━━ DATASET CONTENT

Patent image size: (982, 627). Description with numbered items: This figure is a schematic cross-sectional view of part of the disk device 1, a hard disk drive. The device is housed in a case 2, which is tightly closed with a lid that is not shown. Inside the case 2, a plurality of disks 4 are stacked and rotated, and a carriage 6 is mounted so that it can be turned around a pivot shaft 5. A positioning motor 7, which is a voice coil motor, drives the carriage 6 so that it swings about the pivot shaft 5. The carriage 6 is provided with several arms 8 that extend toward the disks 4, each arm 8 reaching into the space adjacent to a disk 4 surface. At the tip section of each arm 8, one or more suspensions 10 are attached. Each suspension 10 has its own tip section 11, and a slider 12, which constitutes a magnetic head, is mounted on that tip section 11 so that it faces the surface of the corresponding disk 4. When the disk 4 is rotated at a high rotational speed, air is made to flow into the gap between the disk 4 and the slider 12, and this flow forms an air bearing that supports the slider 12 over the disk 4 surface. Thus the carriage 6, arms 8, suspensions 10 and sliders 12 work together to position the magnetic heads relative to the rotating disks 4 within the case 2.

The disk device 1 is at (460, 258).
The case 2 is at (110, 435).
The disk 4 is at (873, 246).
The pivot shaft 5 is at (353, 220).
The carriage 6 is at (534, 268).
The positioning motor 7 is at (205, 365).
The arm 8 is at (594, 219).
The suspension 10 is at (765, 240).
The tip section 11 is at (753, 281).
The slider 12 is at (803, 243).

━━━━

Write out every line of the items above, keeping each one unchanged.

Patent image size: (982, 627). Description with numbered items: This figure is a schematic cross-sectional view of part of the disk device 1, a hard disk drive. The device is housed in a case 2, which is tightly closed with a lid that is not shown. Inside the case 2, a plurality of disks 4 are stacked and rotated, and a carriage 6 is mounted so that it can be turned around a pivot shaft 5. A positioning motor 7, which is a voice coil motor, drives the carriage 6 so that it swings about the pivot shaft 5. The carriage 6 is provided with several arms 8 that extend toward the disks 4, each arm 8 reaching into the space adjacent to a disk 4 surface. At the tip section of each arm 8, one or more suspensions 10 are attached. Each suspension 10 has its own tip section 11, and a slider 12, which constitutes a magnetic head, is mounted on that tip section 11 so that it faces the surface of the corresponding disk 4. When the disk 4 is rotated at a high rotational speed, air is made to flow into the gap between the disk 4 and the slider 12, and this flow forms an air bearing that supports the slider 12 over the disk 4 surface. Thus the carriage 6, arms 8, suspensions 10 and sliders 12 work together to position the magnetic heads relative to the rotating disks 4 within the case 2.

The disk device 1 is at (460, 258).
The case 2 is at (110, 435).
The disk 4 is at (873, 246).
The pivot shaft 5 is at (353, 220).
The carriage 6 is at (534, 268).
The positioning motor 7 is at (205, 365).
The arm 8 is at (594, 219).
The suspension 10 is at (765, 240).
The tip section 11 is at (753, 281).
The slider 12 is at (803, 243).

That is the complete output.